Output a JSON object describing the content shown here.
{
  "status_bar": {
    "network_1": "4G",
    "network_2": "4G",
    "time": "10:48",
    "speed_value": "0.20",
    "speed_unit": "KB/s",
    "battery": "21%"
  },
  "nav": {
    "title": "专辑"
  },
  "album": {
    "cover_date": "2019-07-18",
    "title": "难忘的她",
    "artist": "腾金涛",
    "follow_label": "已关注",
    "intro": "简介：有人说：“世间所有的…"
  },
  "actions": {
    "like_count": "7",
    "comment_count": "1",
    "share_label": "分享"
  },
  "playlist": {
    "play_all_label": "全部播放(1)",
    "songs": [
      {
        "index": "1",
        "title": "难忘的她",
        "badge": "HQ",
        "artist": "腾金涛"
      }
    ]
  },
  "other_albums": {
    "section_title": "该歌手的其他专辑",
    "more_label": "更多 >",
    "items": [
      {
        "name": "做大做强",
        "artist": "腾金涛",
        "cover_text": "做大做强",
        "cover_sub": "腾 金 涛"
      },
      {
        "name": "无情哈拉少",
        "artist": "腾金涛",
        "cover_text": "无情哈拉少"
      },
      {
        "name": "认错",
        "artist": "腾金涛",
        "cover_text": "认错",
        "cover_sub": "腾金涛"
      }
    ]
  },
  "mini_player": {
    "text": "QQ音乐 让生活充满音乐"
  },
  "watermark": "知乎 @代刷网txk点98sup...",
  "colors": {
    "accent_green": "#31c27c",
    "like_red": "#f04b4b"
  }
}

EXERCISE REQUIREMENTS: Repeat the data above, word for word.

EXERCISE RESPONSE:
Output a JSON object describing the content shown here.
{
  "status_bar": {
    "network_1": "4G",
    "network_2": "4G",
    "time": "10:48",
    "speed_value": "0.20",
    "speed_unit": "KB/s",
    "battery": "21%"
  },
  "nav": {
    "title": "专辑"
  },
  "album": {
    "cover_date": "2019-07-18",
    "title": "难忘的她",
    "artist": "腾金涛",
    "follow_label": "已关注",
    "intro": "简介：有人说：“世间所有的…"
  },
  "actions": {
    "like_count": "7",
    "comment_count": "1",
    "share_label": "分享"
  },
  "playlist": {
    "play_all_label": "全部播放(1)",
    "songs": [
      {
        "index": "1",
        "title": "难忘的她",
        "badge": "HQ",
        "artist": "腾金涛"
      }
    ]
  },
  "other_albums": {
    "section_title": "该歌手的其他专辑",
    "more_label": "更多 >",
    "items": [
      {
        "name": "做大做强",
        "artist": "腾金涛",
        "cover_text": "做大做强",
        "cover_sub": "腾 金 涛"
      },
      {
        "name": "无情哈拉少",
        "artist": "腾金涛",
        "cover_text": "无情哈拉少"
      },
      {
        "name": "认错",
        "artist": "腾金涛",
        "cover_text": "认错",
        "cover_sub": "腾金涛"
      }
    ]
  },
  "mini_player": {
    "text": "QQ音乐 让生活充满音乐"
  },
  "watermark": "知乎 @代刷网txk点98sup...",
  "colors": {
    "accent_green": "#31c27c",
    "like_red": "#f04b4b"
  }
}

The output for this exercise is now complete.